◆ **Excerpt provided**
Observations from CES 2020, the world’s premier automotive tech show

Observations from CES 2020, the world’s premier automotive tech show

By Michael Kunigonis, Vice President and General Manager, Corning Automotive Glass Solutions

I’ve been attending the Consumer Electronics Show in Vegas since 2011. My roles with Corning over the years have morphed as much as CES has, and I’ve watched CES evolve from showing tech related solely to its namesake to becoming the premier automotive tech show. In fact, the number of automotive-related exhibitors has more than tripled since 2018 alone. With that in mind, here are my main takeaways from CES 2020.

In-car UX is key.

CES’s shift to vehicle tech isn’t surprising. The world is looking for the next big thing, like the newest smartphone with its brilliant screen and pixel-rich camera or automatic connectivity and tech that understands us on a personal level. What if our cars could provide intuitive human-machine interaction for us like our smartphones do? The user experience inside the car is clearly one key driver of the car-buying experience. That’s why automakers are pulling inspiration and capability from companies traditionally rooted in consumer electronics, a topic I’ve written about at length before. This trend’s omnipresence at CES only reaffirmed my observations.

Take Daimler’s Vision AVTR concept, for example – it showed an advanced, futuristic version of in-car interactivity. With its occupant recognition capabilities and large central screen, your wholly personalized experience is just a drive – or a ride – away. Continental’s Natural 3D Display concept featured voice-activated controls and projected displays. And even Amazon is getting in on the game by making Alexa a native functionality in its Rivian and Lamborghini examples on the show floor. 

Everyday consumers are leading the charge for automakers to think differently, and they’re responding with full tech-company-infused brainpower.

We’re inching closer to full autonomy.

Hype over the past few years for fully autonomous vehicles has shrouded realistic expectations for the industry. While fully autonomous vehicles are certainly on the horizon, we’re just not there yet. It’s clear today that we must first build the bridge for a sensor-rich world with advanced driver assistance systems (ADAS) before we can sit back and enjoy a driver-less one.

ADAS is what brings us from levels 0/1 to levels 2/3 autonomy, which deepen the amount of automation. Take surprising incumbent and show stopper Sony with its Vision-S, a concept car that featured 33 sensors, combining multiple optical technologies to build a “Safety Cocoon.”

What’s encouraging to me is that each of these sensors uses light – visible, infrared, radar, LiDAR – to transmit information to the driver in an intelligible way. As a company that appreciates tough technical problems, Corning is exploring ways to overcome the optical and material challenges of ADAS and full autonomous adoption.

We’re driving faster toward a brilliant, visual world.

One thing all automotive tech has in common is its starting point in consumer electronics. And while CES has changed considerably over the years, one thing remains true: it’s still a display-centric, visual show.

The tech in your living room or handheld device is most definitely a precursor for your car, with thin, flexible OLED, and MicroLED displays influencing designers to adopt these display technologies for future automotive interiors. We continue to see enhanced visualization as a theme on the show floor as in-car displays become larger, longer, shaped, and more integrated.

Every year I look forward to CES and its exhilarating atmosphere. Next year, I have two more reasons to be excited:

  1.  The Las Vegas Convention Center Expansion promises to bring 600,000 square feet of new space optimized for automotive exhibits in time for CES. This means an entirely new hall to explore and new contacts to make. I wouldn’t be surprised if the number of automotive-related exhibitors continues to see substantial growth.
  2. While CES always coincides with my birthday, CES 2021 – my 10th CES – kicks off on my birthday. While I’ll certainly miss being around my family, I’ll be on the ground in Vegas surrounded by my team as we work toward the same goal of advancing the adoption of technical glass in automotive.

◆ **Dataset excerpts**
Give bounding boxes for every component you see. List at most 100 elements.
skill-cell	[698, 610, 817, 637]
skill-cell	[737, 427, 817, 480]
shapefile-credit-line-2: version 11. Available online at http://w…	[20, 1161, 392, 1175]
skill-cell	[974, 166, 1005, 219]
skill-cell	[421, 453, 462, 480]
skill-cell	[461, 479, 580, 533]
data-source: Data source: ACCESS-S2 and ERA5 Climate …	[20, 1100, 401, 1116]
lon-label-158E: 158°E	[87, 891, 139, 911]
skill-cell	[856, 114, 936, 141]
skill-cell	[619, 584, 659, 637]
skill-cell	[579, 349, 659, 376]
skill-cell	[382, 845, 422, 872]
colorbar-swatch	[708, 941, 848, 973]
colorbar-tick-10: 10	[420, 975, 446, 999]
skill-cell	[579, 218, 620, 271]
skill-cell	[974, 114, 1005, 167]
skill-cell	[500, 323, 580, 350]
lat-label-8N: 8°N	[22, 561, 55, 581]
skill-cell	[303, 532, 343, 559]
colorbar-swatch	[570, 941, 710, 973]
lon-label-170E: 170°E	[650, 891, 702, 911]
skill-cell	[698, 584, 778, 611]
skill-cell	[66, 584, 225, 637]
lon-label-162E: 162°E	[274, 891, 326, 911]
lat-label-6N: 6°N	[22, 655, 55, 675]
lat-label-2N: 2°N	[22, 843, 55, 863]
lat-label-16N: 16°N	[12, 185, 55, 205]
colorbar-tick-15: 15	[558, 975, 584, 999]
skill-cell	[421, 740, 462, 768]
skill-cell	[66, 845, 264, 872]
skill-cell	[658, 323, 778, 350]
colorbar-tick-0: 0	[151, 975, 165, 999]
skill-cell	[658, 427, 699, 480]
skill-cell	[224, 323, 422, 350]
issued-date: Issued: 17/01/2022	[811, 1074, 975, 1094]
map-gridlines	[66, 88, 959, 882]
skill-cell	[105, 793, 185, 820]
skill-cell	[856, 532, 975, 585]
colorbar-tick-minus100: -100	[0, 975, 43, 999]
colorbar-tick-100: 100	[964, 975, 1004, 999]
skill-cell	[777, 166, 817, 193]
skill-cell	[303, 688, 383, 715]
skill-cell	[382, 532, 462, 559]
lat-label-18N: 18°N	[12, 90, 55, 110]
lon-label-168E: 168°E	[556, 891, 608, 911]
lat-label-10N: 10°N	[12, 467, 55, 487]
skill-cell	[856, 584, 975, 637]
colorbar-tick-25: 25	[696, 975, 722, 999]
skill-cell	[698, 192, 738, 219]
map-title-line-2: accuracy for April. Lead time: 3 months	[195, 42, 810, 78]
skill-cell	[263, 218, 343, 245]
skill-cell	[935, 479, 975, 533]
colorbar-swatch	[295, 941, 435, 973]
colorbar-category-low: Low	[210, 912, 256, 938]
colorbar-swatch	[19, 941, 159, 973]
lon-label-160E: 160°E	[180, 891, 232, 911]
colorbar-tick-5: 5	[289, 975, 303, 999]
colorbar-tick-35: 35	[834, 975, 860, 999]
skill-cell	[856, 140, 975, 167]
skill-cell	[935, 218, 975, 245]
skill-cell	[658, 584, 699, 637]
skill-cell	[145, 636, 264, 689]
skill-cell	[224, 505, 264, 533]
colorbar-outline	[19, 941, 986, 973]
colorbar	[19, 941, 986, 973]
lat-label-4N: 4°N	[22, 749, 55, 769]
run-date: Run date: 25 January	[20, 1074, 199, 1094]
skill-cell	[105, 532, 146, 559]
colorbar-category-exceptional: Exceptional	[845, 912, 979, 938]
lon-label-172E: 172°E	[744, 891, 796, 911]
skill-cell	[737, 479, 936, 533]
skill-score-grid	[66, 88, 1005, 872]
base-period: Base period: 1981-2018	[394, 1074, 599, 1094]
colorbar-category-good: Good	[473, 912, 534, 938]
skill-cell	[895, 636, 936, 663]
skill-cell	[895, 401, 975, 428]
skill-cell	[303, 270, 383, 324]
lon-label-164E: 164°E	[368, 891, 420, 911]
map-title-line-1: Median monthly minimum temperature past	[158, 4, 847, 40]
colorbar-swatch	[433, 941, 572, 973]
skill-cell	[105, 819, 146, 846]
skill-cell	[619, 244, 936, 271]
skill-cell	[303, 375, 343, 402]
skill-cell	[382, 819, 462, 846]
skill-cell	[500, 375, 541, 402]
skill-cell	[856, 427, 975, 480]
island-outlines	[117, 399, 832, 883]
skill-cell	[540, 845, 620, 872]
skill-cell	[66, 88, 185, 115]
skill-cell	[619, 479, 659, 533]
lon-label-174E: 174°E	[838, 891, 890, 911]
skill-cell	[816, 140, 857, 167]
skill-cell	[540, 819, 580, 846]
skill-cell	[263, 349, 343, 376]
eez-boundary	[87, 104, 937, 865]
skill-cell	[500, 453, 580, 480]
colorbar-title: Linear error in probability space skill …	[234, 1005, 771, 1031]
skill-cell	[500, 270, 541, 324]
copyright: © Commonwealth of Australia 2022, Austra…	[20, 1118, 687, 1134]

◆ **Given request**
Reproduce the stretch of the CES 2020 article from "We’re driving faster" through "display-centric, visual show." word for word.

◆ **Response**
We’re driving faster toward a brilliant, visual world.

One thing all automotive tech has in common is its starting point in consumer electronics. And while CES has changed considerably over the years, one thing remains true: it’s still a display-centric, visual show.